(Set of tasks):
**1)** In the article on the Selfridges skip project, which two brands' areas of the shop floor is the exhibition placed between?
**2)** Continue the article on the Selfridges skip project from the point where it ends.

(Passage given):
____

Artist Maja Djordjevic takes over a skip inside Selfridges London to explore feminine power

From today, Selfridges’ Oxford Street flagship plays host to a new and unexpected artistic intervention.

Nothing to Wear Again! by Maja Djordjevic. Photography by  Ali Tollervey

Nothing to Wear Again! by Maja Djordjevic. Photography by Ali Tollervey

On the shop floor between Chloé and Gucci, artist-curator duo Baker & Borowski present – Like It or Lump It – the latest, largest and most ambitious project in SKIP Gallery’s three-year history.

In collaboration with Selfridge’s nationwide State of the Arts campaign (which also includes events and exhibitions in Birmingham, Manchester and online), SKIP founders Lee Baker and Catherine Borowski have selected three artists-on-the-rise to participate in the provocative month-long programme.

Maja Djordjevic, Paul Kindersley and Claire Pearce are the latest in a growing line of artist collaborators invited to create site-specific artworks for Baker & Borowski’s mobile exhibition programme, centring on a converted skip.

____

(Data listing):
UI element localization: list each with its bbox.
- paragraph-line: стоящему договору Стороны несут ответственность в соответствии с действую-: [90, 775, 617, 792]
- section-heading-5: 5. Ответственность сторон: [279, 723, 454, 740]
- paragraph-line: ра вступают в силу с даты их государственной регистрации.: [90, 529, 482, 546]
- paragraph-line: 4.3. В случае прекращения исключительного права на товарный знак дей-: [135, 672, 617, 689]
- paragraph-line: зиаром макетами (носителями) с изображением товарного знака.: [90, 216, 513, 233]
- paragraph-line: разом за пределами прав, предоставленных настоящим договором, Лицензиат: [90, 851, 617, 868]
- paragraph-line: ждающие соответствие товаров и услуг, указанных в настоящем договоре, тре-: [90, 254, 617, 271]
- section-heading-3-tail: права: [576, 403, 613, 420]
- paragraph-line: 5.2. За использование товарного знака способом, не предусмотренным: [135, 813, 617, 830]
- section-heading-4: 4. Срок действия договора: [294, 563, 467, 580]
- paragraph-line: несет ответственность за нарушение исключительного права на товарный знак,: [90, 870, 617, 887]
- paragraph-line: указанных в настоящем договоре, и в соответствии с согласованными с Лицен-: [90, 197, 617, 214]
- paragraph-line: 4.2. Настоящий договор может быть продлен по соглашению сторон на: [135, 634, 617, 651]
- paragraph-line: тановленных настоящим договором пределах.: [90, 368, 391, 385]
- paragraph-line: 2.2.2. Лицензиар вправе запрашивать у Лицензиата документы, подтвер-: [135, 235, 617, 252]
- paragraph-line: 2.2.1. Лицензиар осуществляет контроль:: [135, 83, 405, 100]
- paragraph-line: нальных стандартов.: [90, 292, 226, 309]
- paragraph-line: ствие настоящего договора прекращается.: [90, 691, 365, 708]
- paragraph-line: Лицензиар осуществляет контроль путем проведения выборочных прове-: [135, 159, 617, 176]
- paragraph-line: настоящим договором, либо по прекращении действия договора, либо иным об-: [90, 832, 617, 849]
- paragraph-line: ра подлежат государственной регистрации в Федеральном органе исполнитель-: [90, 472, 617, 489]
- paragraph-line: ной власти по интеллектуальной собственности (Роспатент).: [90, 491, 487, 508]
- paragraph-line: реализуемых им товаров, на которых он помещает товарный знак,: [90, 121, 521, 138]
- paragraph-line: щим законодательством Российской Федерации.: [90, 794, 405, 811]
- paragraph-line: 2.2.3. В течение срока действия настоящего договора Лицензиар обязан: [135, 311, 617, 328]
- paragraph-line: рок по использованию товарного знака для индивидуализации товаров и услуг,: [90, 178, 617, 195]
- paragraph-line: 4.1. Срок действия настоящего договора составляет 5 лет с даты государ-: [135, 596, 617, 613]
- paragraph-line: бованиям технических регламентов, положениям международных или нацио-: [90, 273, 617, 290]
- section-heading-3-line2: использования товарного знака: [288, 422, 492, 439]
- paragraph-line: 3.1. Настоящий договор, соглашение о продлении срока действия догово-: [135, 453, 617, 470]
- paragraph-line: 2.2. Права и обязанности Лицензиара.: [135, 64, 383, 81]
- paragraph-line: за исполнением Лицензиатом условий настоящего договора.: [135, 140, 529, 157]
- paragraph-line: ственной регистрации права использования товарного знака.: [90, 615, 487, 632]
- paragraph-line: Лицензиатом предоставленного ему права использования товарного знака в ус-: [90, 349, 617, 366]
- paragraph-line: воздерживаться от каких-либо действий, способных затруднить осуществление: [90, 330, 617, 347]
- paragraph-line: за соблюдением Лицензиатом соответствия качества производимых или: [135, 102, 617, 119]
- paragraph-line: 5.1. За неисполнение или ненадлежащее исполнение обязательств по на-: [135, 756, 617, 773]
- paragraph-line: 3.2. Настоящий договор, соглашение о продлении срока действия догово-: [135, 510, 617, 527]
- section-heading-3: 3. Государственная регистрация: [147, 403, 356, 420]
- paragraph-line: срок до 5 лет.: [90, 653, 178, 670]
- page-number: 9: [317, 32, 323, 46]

____

(Results for the exercise):
**1)** Chloé and Gucci.

**2)**
Chosen for their playful wit, uncompromising approach and convention-puncturing work, the three follow in the footsteps of David Shrigley, Gavin Turk, Richard Woods and Ben Eine, all of whom have taken on the challenge of creating work for Britain’s most unusual exhibition space.

"The artists we’ve chosen are like a mash-up of London: an extravaganza of cool, cutting edge, visually sumptuous people who are creating the city’s off-Mayfair cultural scene," says Catherine Borowski, co-founder of SKIP Gallery.

Nothing to Wear Again! by Maja Djordjevic. Photography by  Ali Tollervey

Nothing to Wear Again! by Maja Djordjevic. Photography by Ali Tollervey

Nothing to Wear Again! by Maja Djordjevic. Photography by  Ali Tollervey

Nothing to Wear Again! by Maja Djordjevic. Photography by Ali Tollervey

By breaking art out of its expected gallery context and planting it in unexpected environments, Baker & Borowski encourages – perhaps even coerce – the public to confront each artwork head on and consider how its meaning might be influenced by its setting in a receptacle for rubbish. Now it’s the turn of the shoppers of Selfridges. As they pass through the heart of the store and encounter the modified skip, visitors will be invited to consider topics ranging from the playful to the provocative.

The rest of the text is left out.